#### [Material shown]
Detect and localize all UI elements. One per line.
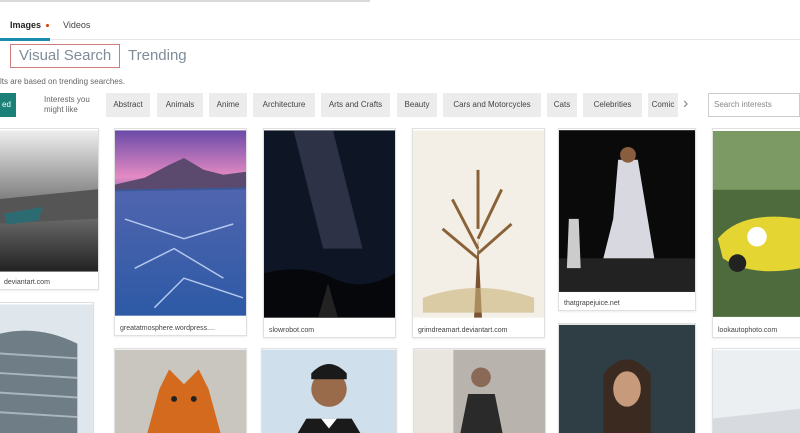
chip-selected[interactable]: ed <box>0 93 16 117</box>
search-interests-input[interactable]: Search interests <box>708 93 800 117</box>
chip-abstract[interactable]: Abstract <box>106 93 150 117</box>
chip-anime[interactable]: Anime <box>209 93 247 117</box>
image-card-woman[interactable] <box>413 348 546 433</box>
image-card-lake[interactable]: greatatmosphere.wordpress.... <box>114 128 247 336</box>
car-image <box>713 131 800 317</box>
chevron-right-icon[interactable]: › <box>683 95 688 113</box>
performer-image <box>559 130 695 292</box>
image-card-long-hair[interactable] <box>558 323 696 433</box>
white-image <box>713 350 800 433</box>
interest-chips: ed Interests you might like Abstract Ani… <box>0 93 800 117</box>
image-card-car[interactable]: lookautophoto.com <box>712 128 800 338</box>
chip-cats[interactable]: Cats <box>547 93 577 117</box>
card-caption[interactable]: deviantart.com <box>4 279 50 286</box>
tab-videos[interactable]: Videos <box>63 20 90 30</box>
man-tux-image <box>262 349 396 433</box>
result-tabs: Images Videos <box>0 14 800 41</box>
chip-comic[interactable]: Comic <box>648 93 678 117</box>
top-divider <box>0 0 370 2</box>
tab-images[interactable]: Images <box>10 20 50 30</box>
tab-trending[interactable]: Trending <box>128 47 187 64</box>
image-card-milkyway[interactable]: slowrobot.com <box>263 128 396 338</box>
card-caption[interactable]: slowrobot.com <box>269 327 314 334</box>
image-card-performer[interactable]: thatgrapejuice.net <box>558 128 696 311</box>
image-card-man-tux[interactable] <box>261 348 397 433</box>
active-tab-underline <box>0 38 50 41</box>
image-card-tree[interactable]: grimdreamart.deviantart.com <box>412 128 545 338</box>
chip-architecture[interactable]: Architecture <box>253 93 315 117</box>
chip-arts-and-crafts[interactable]: Arts and Crafts <box>321 93 390 117</box>
long-hair-image <box>559 324 695 433</box>
image-card-fox[interactable] <box>114 348 247 433</box>
boat-image <box>0 130 98 272</box>
trending-note: lts are based on trending searches. <box>0 77 125 86</box>
image-card-boat[interactable]: deviantart.com <box>0 128 99 290</box>
interests-label: Interests you might like <box>44 95 90 114</box>
fox-image <box>115 349 246 433</box>
chip-cars-and-motorcycles[interactable]: Cars and Motorcycles <box>443 93 541 117</box>
chip-beauty[interactable]: Beauty <box>397 93 437 117</box>
tab-visual-search[interactable]: Visual Search <box>10 44 121 68</box>
card-caption[interactable]: thatgrapejuice.net <box>564 300 620 307</box>
card-caption[interactable]: lookautophoto.com <box>718 327 777 334</box>
image-card-building[interactable] <box>0 302 94 433</box>
card-caption[interactable]: grimdreamart.deviantart.com <box>418 327 507 334</box>
milkyway-image <box>264 130 395 318</box>
tree-image <box>413 130 544 318</box>
chip-celebrities[interactable]: Celebrities <box>583 93 642 117</box>
building-image <box>0 304 93 433</box>
card-caption[interactable]: greatatmosphere.wordpress.... <box>120 325 215 332</box>
woman-image <box>414 349 545 433</box>
chip-animals[interactable]: Animals <box>157 93 203 117</box>
active-dot <box>46 24 50 28</box>
lake-image <box>115 130 246 316</box>
image-card-white[interactable] <box>712 348 800 433</box>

#### [Short problem]
Retype the lines of the material exactly, starting at the line that contains "chip-selected[interactable]: ed <box>0" and ending at the line that contains "white-image <box>713 350 800 433</box>", with both of those lines included.

#### [The response]
chip-selected[interactable]: ed <box>0 93 16 117</box>
search-interests-input[interactable]: Search interests <box>708 93 800 117</box>
chip-abstract[interactable]: Abstract <box>106 93 150 117</box>
chip-anime[interactable]: Anime <box>209 93 247 117</box>
image-card-woman[interactable] <box>413 348 546 433</box>
image-card-lake[interactable]: greatatmosphere.wordpress.... <box>114 128 247 336</box>
car-image <box>713 131 800 317</box>
chevron-right-icon[interactable]: › <box>683 95 688 113</box>
performer-image <box>559 130 695 292</box>
image-card-long-hair[interactable] <box>558 323 696 433</box>
white-image <box>713 350 800 433</box>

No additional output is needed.